>> START

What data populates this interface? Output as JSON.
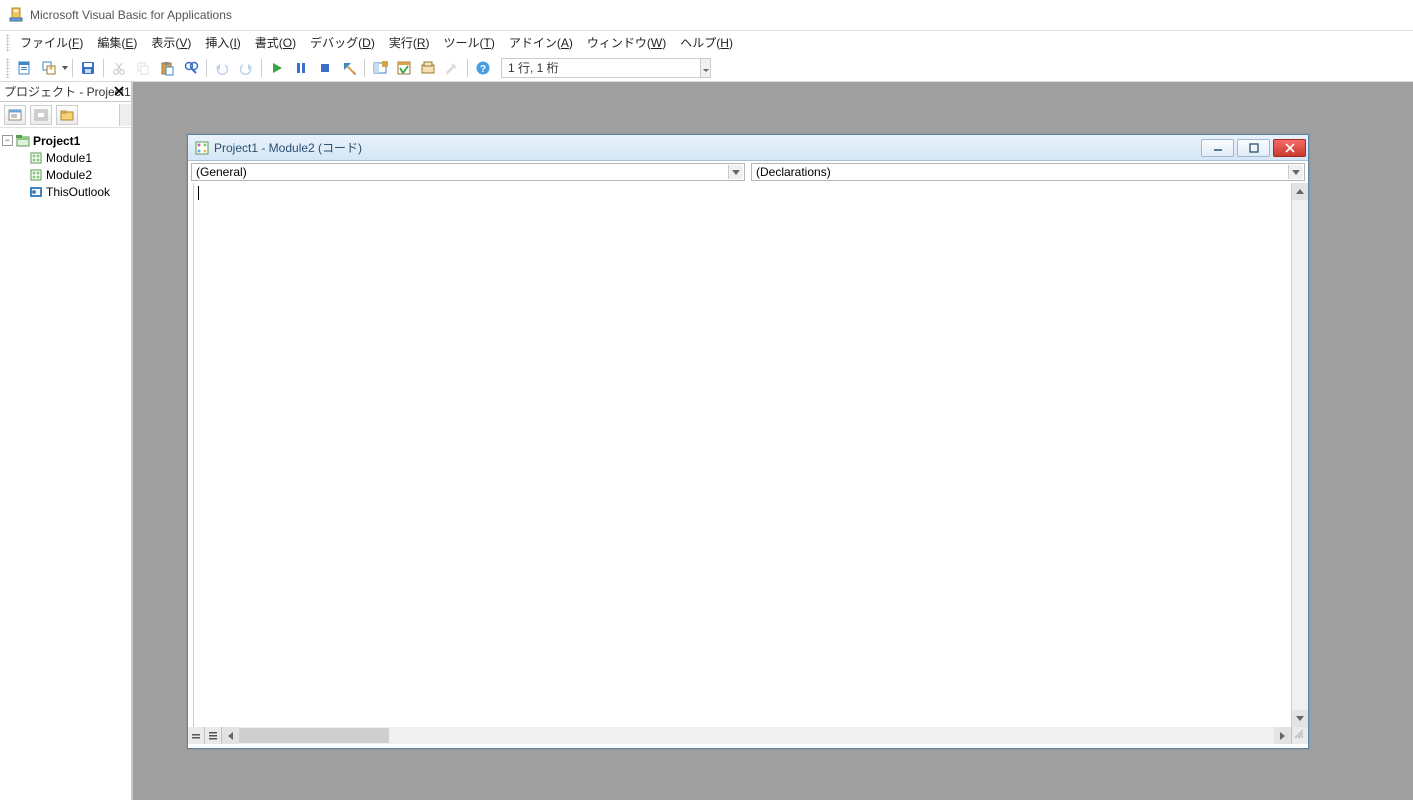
{
  "app": {
    "title": "Microsoft Visual Basic for Applications"
  },
  "menu": {
    "file": {
      "label": "ファイル",
      "mn": "F"
    },
    "edit": {
      "label": "編集",
      "mn": "E"
    },
    "view": {
      "label": "表示",
      "mn": "V"
    },
    "insert": {
      "label": "挿入",
      "mn": "I"
    },
    "format": {
      "label": "書式",
      "mn": "O"
    },
    "debug": {
      "label": "デバッグ",
      "mn": "D"
    },
    "run": {
      "label": "実行",
      "mn": "R"
    },
    "tools": {
      "label": "ツール",
      "mn": "T"
    },
    "addins": {
      "label": "アドイン",
      "mn": "A"
    },
    "window": {
      "label": "ウィンドウ",
      "mn": "W"
    },
    "help": {
      "label": "ヘルプ",
      "mn": "H"
    }
  },
  "toolbar": {
    "position": "1 行, 1 桁"
  },
  "project_pane": {
    "title": "プロジェクト - Project1",
    "root": "Project1",
    "children": [
      "Module1",
      "Module2",
      "ThisOutlook"
    ]
  },
  "codewin": {
    "title": "Project1 - Module2 (コード)",
    "object_select": "(General)",
    "proc_select": "(Declarations)"
  }
}
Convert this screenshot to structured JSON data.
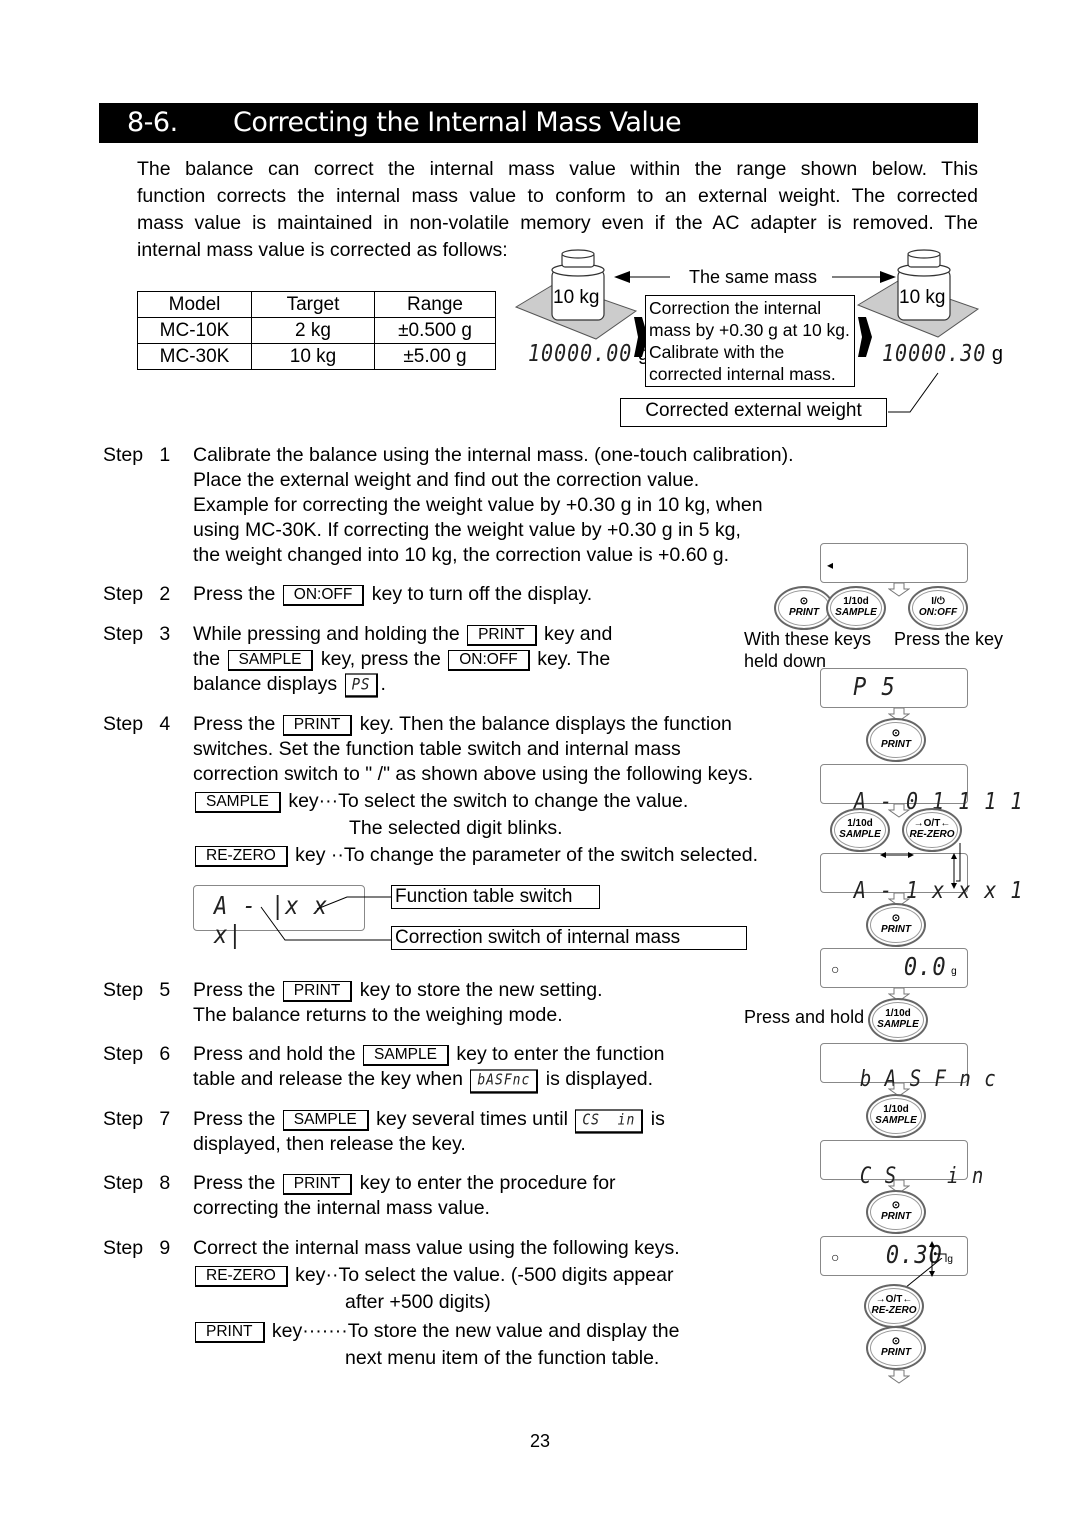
{
  "section": {
    "number": "8-6.",
    "title": "Correcting the Internal Mass Value"
  },
  "intro": {
    "line1": "The balance can correct the internal mass value within the range shown below. This",
    "line2": "function corrects the internal mass value to conform to an external weight. The corrected",
    "line3": "mass value is maintained in non-volatile memory even if the AC adapter is removed. The",
    "line4": "internal mass value is corrected as follows:"
  },
  "model_table": {
    "headers": [
      "Model",
      "Target",
      "Range"
    ],
    "rows": [
      [
        "MC-10K",
        "2 kg",
        "±0.500 g"
      ],
      [
        "MC-30K",
        "10 kg",
        "±5.00 g"
      ]
    ]
  },
  "illustration": {
    "same_mass_label": "The same mass",
    "weight_left": "10 kg",
    "weight_right": "10 kg",
    "reading_before": "10000.00",
    "reading_after": "10000.30",
    "unit": "g",
    "center_note": {
      "line1": "Correction the internal",
      "line2": "mass by +0.30 g at 10 kg.",
      "line3": "Calibrate with the",
      "line4": "corrected internal mass."
    },
    "corrected_label": "Corrected external weight"
  },
  "keys": {
    "on_off": "ON:OFF",
    "print": "PRINT",
    "sample": "SAMPLE",
    "re_zero": "RE-ZERO"
  },
  "steps": {
    "step_word": "Step",
    "s1": {
      "num": "1",
      "line1": "Calibrate the balance using the internal mass. (one-touch calibration).",
      "line2": "Place the external weight and find out the correction value.",
      "line3": "Example for correcting the weight value by +0.30 g in 10 kg, when",
      "line4": "using MC-30K. If correcting the weight value by +0.30 g in 5 kg,",
      "line5": "the weight changed into 10 kg, the correction value is +0.60 g."
    },
    "s2": {
      "num": "2",
      "pre": "Press the",
      "post": "key to turn off the display."
    },
    "s3": {
      "num": "3",
      "a": "While pressing and holding the",
      "b": "key and",
      "c": "the",
      "d": "key, press the",
      "e": "key. The",
      "f": "balance displays",
      "g": ".",
      "display": "PS"
    },
    "s4": {
      "num": "4",
      "a": "Press the",
      "b": "key. Then the balance displays the function",
      "line2": "switches. Set the function table switch and internal mass",
      "line3": "correction switch to \" /\" as shown above using the following keys.",
      "sample_desc": "key···To select the switch to change the value.",
      "sample_desc2": "The selected digit blinks.",
      "rezero_desc": "key ··To change the parameter of the switch selected.",
      "diagram_display": "A - |x x x|",
      "function_table_switch": "Function table switch",
      "correction_switch": "Correction switch of internal mass"
    },
    "s5": {
      "num": "5",
      "a": "Press the",
      "b": "key to store the new setting.",
      "line2": "The balance returns to the weighing mode."
    },
    "s6": {
      "num": "6",
      "a": "Press and hold the",
      "b": "key to enter the function",
      "c": "table and release the key when",
      "d": "is displayed.",
      "display": "bASFnc"
    },
    "s7": {
      "num": "7",
      "a": "Press the",
      "b": "key several times until",
      "c": "is",
      "line2": "displayed, then release the key.",
      "display": "CS  in"
    },
    "s8": {
      "num": "8",
      "a": "Press the",
      "b": "key to enter the procedure for",
      "line2": "correcting the internal mass value."
    },
    "s9": {
      "num": "9",
      "line1": "Correct the internal mass value using the following keys.",
      "rezero_desc": "key··To select the value. (-500 digits appear",
      "rezero_desc2": "after +500 digits)",
      "print_desc": "key·······To store the new value and display the",
      "print_desc2": "next menu item of the function table."
    }
  },
  "side_flow": {
    "display_off": "◂",
    "display_ps": "P 5",
    "display_a01111": "A - 0 1 1 1 1",
    "display_a1xxx1": "A - 1 x x x 1",
    "display_zero": "0.0",
    "display_basfnc": "b A S F n c",
    "display_csin": "C S    i n",
    "display_030": "0.30",
    "unit_g": "g",
    "with_these_keys": "With these keys",
    "held_down": "held down",
    "press_the_key": "Press the key",
    "press_and_hold": "Press and hold",
    "key_print_top": "⊙",
    "key_print": "PRINT",
    "key_sample_top": "1/10d",
    "key_sample": "SAMPLE",
    "key_onoff_top": "I/⏻",
    "key_onoff": "ON:OFF",
    "key_rezero_top": "→O/T←",
    "key_rezero": "RE-ZERO"
  },
  "page_number": "23"
}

>> END

### To do
Reproduce the records verbatim, omitting all images they contain.

### Task output
What data populates this interface? Output as JSON.
{
  "app": {
    "title": "Microsoft Visual Basic for Applications"
  },
  "menu": {
    "file": {
      "label": "ファイル",
      "mn": "F"
    },
    "edit": {
      "label": "編集",
      "mn": "E"
    },
    "view": {
      "label": "表示",
      "mn": "V"
    },
    "insert": {
      "label": "挿入",
      "mn": "I"
    },
    "format": {
      "label": "書式",
      "mn": "O"
    },
    "debug": {
      "label": "デバッグ",
      "mn": "D"
    },
    "run": {
      "label": "実行",
      "mn": "R"
    },
    "tools": {
      "label": "ツール",
      "mn": "T"
    },
    "addins": {
      "label": "アドイン",
      "mn": "A"
    },
    "window": {
      "label": "ウィンドウ",
      "mn": "W"
    },
    "help": {
      "label": "ヘルプ",
      "mn": "H"
    }
  },
  "toolbar": {
    "position": "1 行, 1 桁"
  },
  "project_pane": {
    "title": "プロジェクト - Project1",
    "root": "Project1",
    "children": [
      "Module1",
      "Module2",
      "ThisOutlook"
    ]
  },
  "codewin": {
    "title": "Project1 - Module2 (コード)",
    "object_select": "(General)",
    "proc_select": "(Declarations)"
  }
}
Convert this screenshot to structured JSON data.
{
  "section": {
    "number": "8-6.",
    "title": "Correcting the Internal Mass Value"
  },
  "intro": {
    "line1": "The balance can correct the internal mass value within the range shown below. This",
    "line2": "function corrects the internal mass value to conform to an external weight. The corrected",
    "line3": "mass value is maintained in non-volatile memory even if the AC adapter is removed. The",
    "line4": "internal mass value is corrected as follows:"
  },
  "model_table": {
    "headers": [
      "Model",
      "Target",
      "Range"
    ],
    "rows": [
      [
        "MC-10K",
        "2 kg",
        "±0.500 g"
      ],
      [
        "MC-30K",
        "10 kg",
        "±5.00 g"
      ]
    ]
  },
  "illustration": {
    "same_mass_label": "The same mass",
    "weight_left": "10 kg",
    "weight_right": "10 kg",
    "reading_before": "10000.00",
    "reading_after": "10000.30",
    "unit": "g",
    "center_note": {
      "line1": "Correction the internal",
      "line2": "mass by +0.30 g at 10 kg.",
      "line3": "Calibrate with the",
      "line4": "corrected internal mass."
    },
    "corrected_label": "Corrected external weight"
  },
  "keys": {
    "on_off": "ON:OFF",
    "print": "PRINT",
    "sample": "SAMPLE",
    "re_zero": "RE-ZERO"
  },
  "steps": {
    "step_word": "Step",
    "s1": {
      "num": "1",
      "line1": "Calibrate the balance using the internal mass. (one-touch calibration).",
      "line2": "Place the external weight and find out the correction value.",
      "line3": "Example for correcting the weight value by +0.30 g in 10 kg, when",
      "line4": "using MC-30K. If correcting the weight value by +0.30 g in 5 kg,",
      "line5": "the weight changed into 10 kg, the correction value is +0.60 g."
    },
    "s2": {
      "num": "2",
      "pre": "Press the",
      "post": "key to turn off the display."
    },
    "s3": {
      "num": "3",
      "a": "While pressing and holding the",
      "b": "key and",
      "c": "the",
      "d": "key, press the",
      "e": "key. The",
      "f": "balance displays",
      "g": ".",
      "display": "PS"
    },
    "s4": {
      "num": "4",
      "a": "Press the",
      "b": "key. Then the balance displays the function",
      "line2": "switches. Set the function table switch and internal mass",
      "line3": "correction switch to \" /\" as shown above using the following keys.",
      "sample_desc": "key···To select the switch to change the value.",
      "sample_desc2": "The selected digit blinks.",
      "rezero_desc": "key ··To change the parameter of the switch selected.",
      "diagram_display": "A - |x x x|",
      "function_table_switch": "Function table switch",
      "correction_switch": "Correction switch of internal mass"
    },
    "s5": {
      "num": "5",
      "a": "Press the",
      "b": "key to store the new setting.",
      "line2": "The balance returns to the weighing mode."
    },
    "s6": {
      "num": "6",
      "a": "Press and hold the",
      "b": "key to enter the function",
      "c": "table and release the key when",
      "d": "is displayed.",
      "display": "bASFnc"
    },
    "s7": {
      "num": "7",
      "a": "Press the",
      "b": "key several times until",
      "c": "is",
      "line2": "displayed, then release the key.",
      "display": "CS  in"
    },
    "s8": {
      "num": "8",
      "a": "Press the",
      "b": "key to enter the procedure for",
      "line2": "correcting the internal mass value."
    },
    "s9": {
      "num": "9",
      "line1": "Correct the internal mass value using the following keys.",
      "rezero_desc": "key··To select the value. (-500 digits appear",
      "rezero_desc2": "after +500 digits)",
      "print_desc": "key·······To store the new value and display the",
      "print_desc2": "next menu item of the function table."
    }
  },
  "side_flow": {
    "display_off": "◂",
    "display_ps": "P 5",
    "display_a01111": "A - 0 1 1 1 1",
    "display_a1xxx1": "A - 1 x x x 1",
    "display_zero": "0.0",
    "display_basfnc": "b A S F n c",
    "display_csin": "C S    i n",
    "display_030": "0.30",
    "unit_g": "g",
    "with_these_keys": "With these keys",
    "held_down": "held down",
    "press_the_key": "Press the key",
    "press_and_hold": "Press and hold",
    "key_print_top": "⊙",
    "key_print": "PRINT",
    "key_sample_top": "1/10d",
    "key_sample": "SAMPLE",
    "key_onoff_top": "I/⏻",
    "key_onoff": "ON:OFF",
    "key_rezero_top": "→O/T←",
    "key_rezero": "RE-ZERO"
  },
  "page_number": "23"
}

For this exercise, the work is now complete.